- Rumusan Soal
Tuliskan kembali tanpa perubahan bagian teks tentang stratifikasi sosial di bawah, mulai dari "Definisi Stratifikasi Sosial" sampai dengan "dalam semua masyarakat.".

- Teks Bacaan
>>>
A.
Definisi Stratifikasi Sosial
Kata stratification
berasal dari stratum (jamaknya:
strata yang berarti lapisan). Pitirim A. Sorokin menyatakan bahwa social
strattification adalah pembedaan penduduk atau masyarakat ke dalam
kelas-kelas secara bertingkat (hierarkis).[1]
Stratifikasi
sosial merupakan proses pembedaan individu-individu dalam masyarakat yang
menyebabkan kemunculan suatu hierarki yang terdiri dari lapisan atau strata
yang berlainan kedudukannya. Stratifikasi sosial adalah hasil dari interaksi
sosial dan merupakan suatu fenomena sosial yang agak meluas dalam semua masyarakat.
<<<
- Bahan yang Disediakan
>>>
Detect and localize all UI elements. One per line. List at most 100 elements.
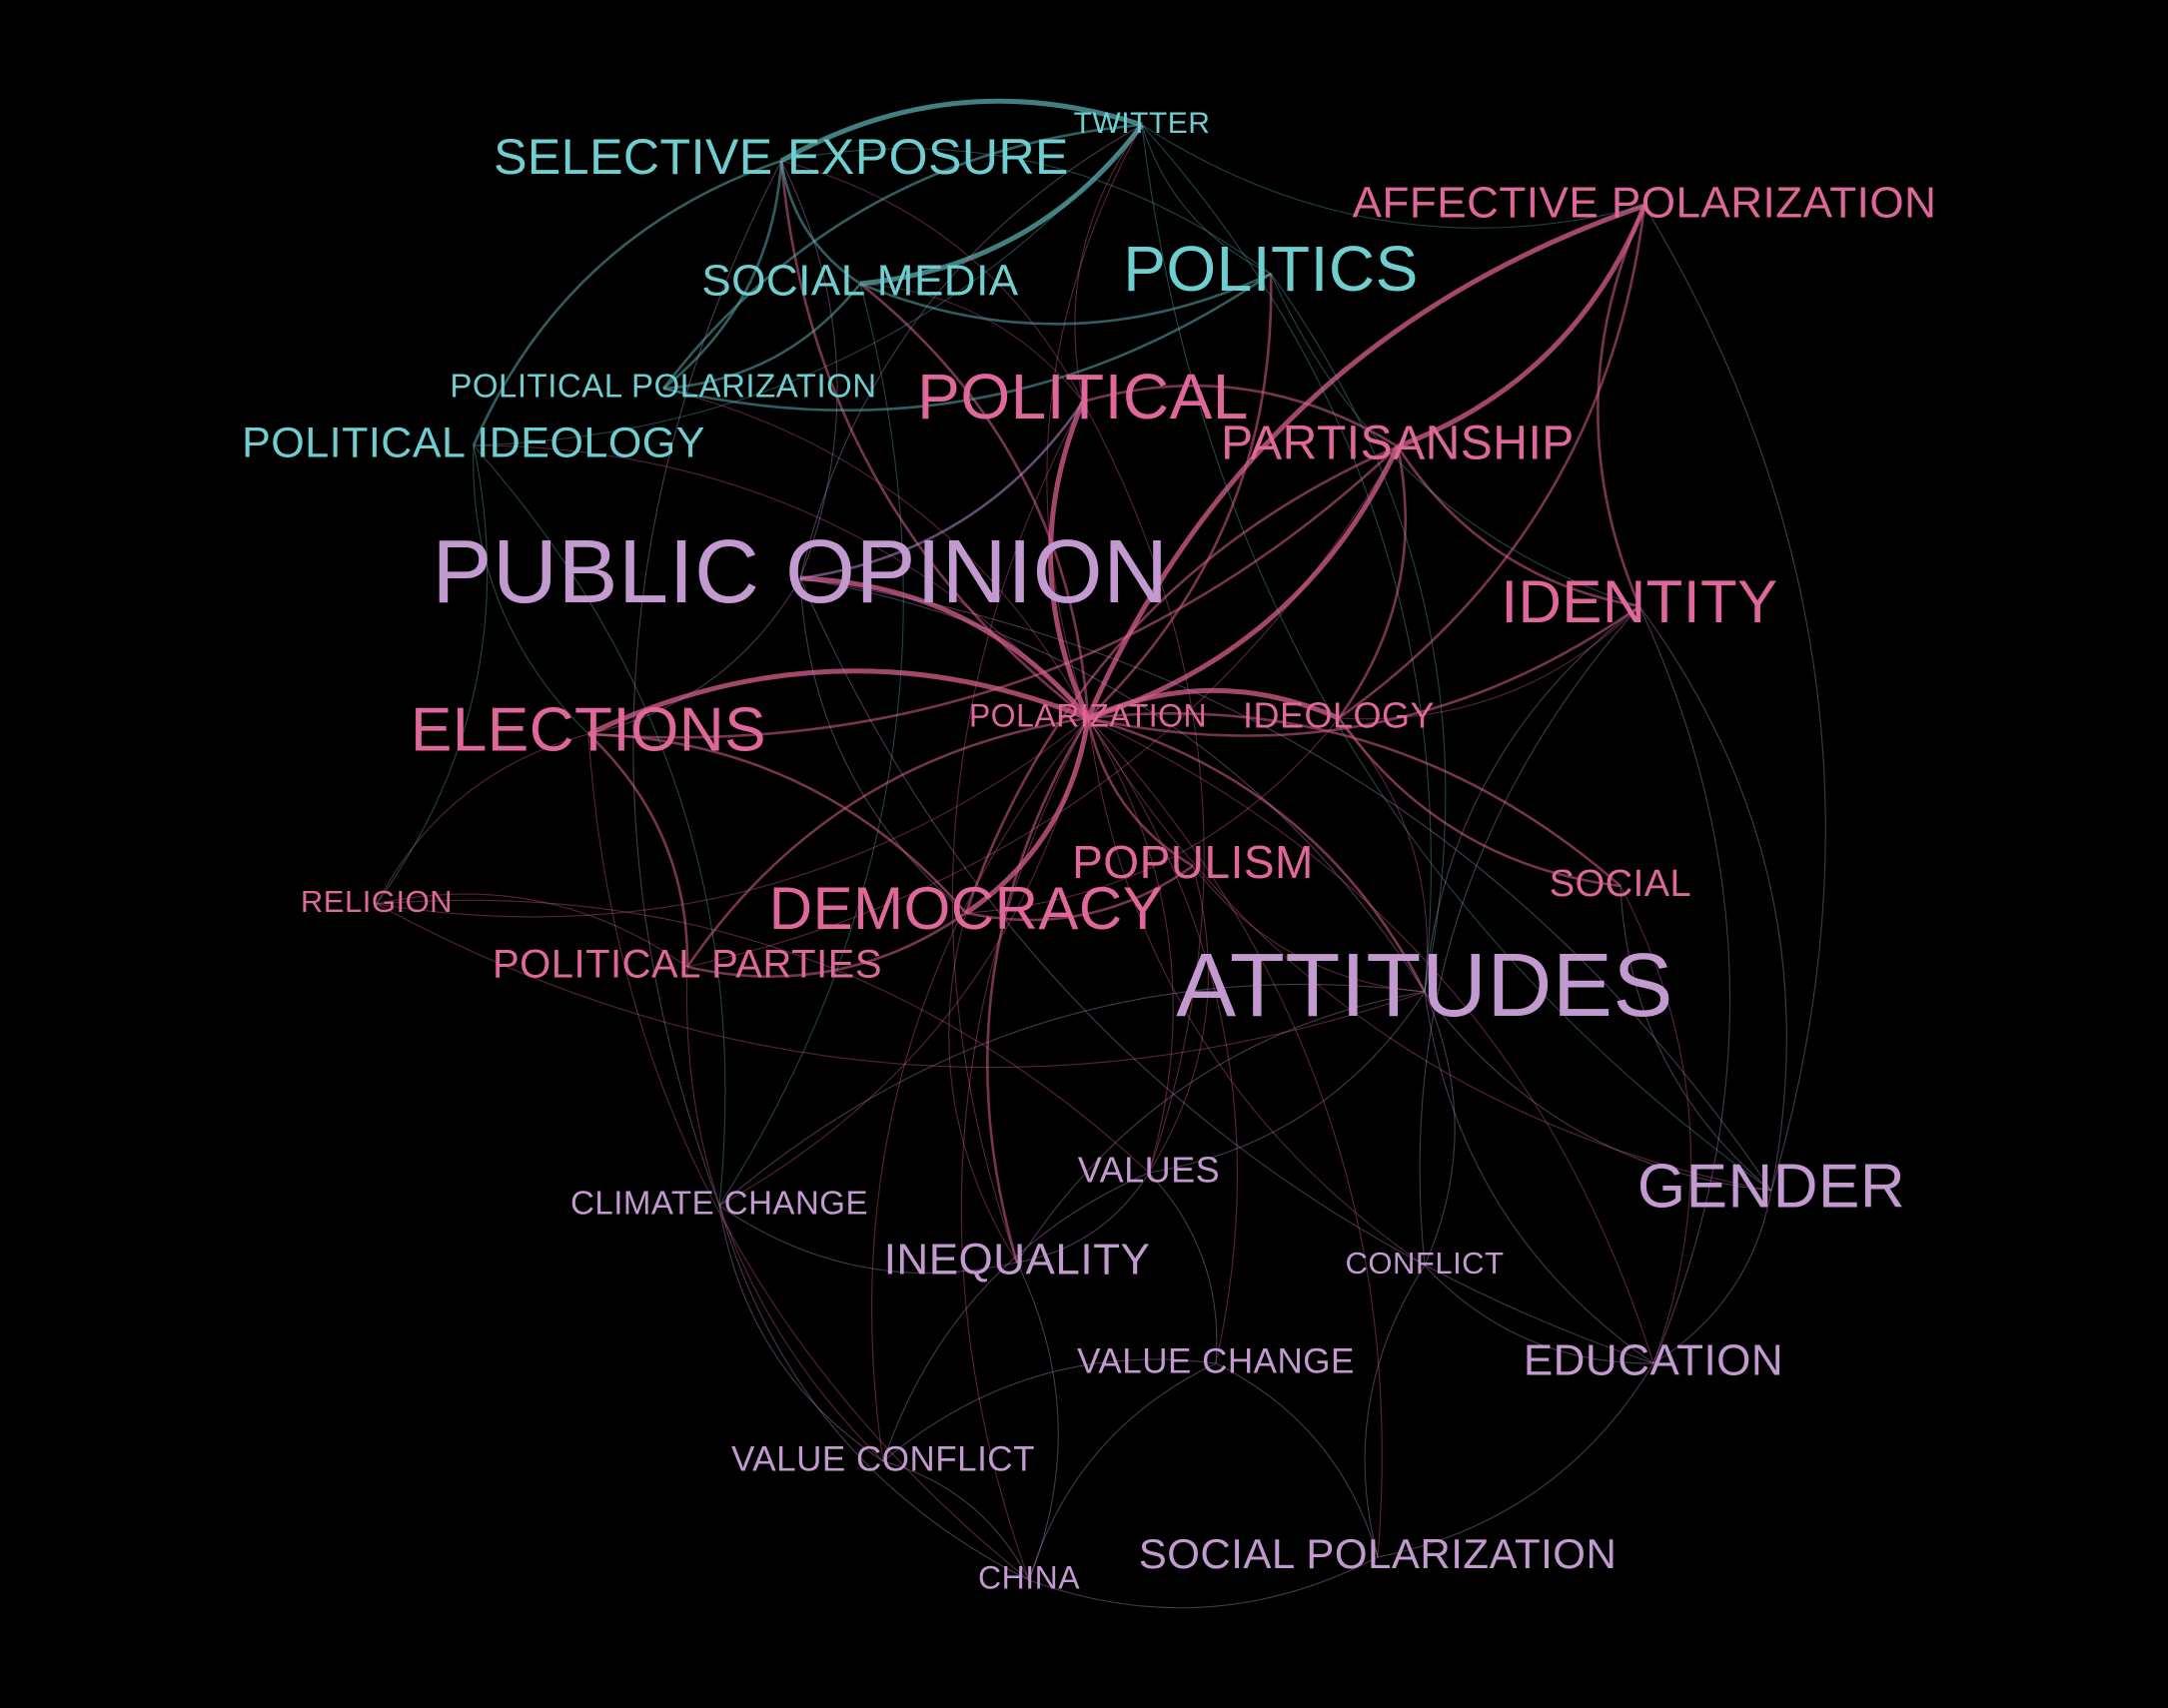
<<<
- Jawaban Akhir
Definisi Stratifikasi Sosial
Kata stratification
berasal dari stratum (jamaknya:
strata yang berarti lapisan). Pitirim A. Sorokin menyatakan bahwa social
strattification adalah pembedaan penduduk atau masyarakat ke dalam
kelas-kelas secara bertingkat (hierarkis).[1]
Stratifikasi
sosial merupakan proses pembedaan individu-individu dalam masyarakat yang
menyebabkan kemunculan suatu hierarki yang terdiri dari lapisan atau strata
yang berlainan kedudukannya. Stratifikasi sosial adalah hasil dari interaksi
sosial dan merupakan suatu fenomena sosial yang agak meluas dalam semua masyarakat.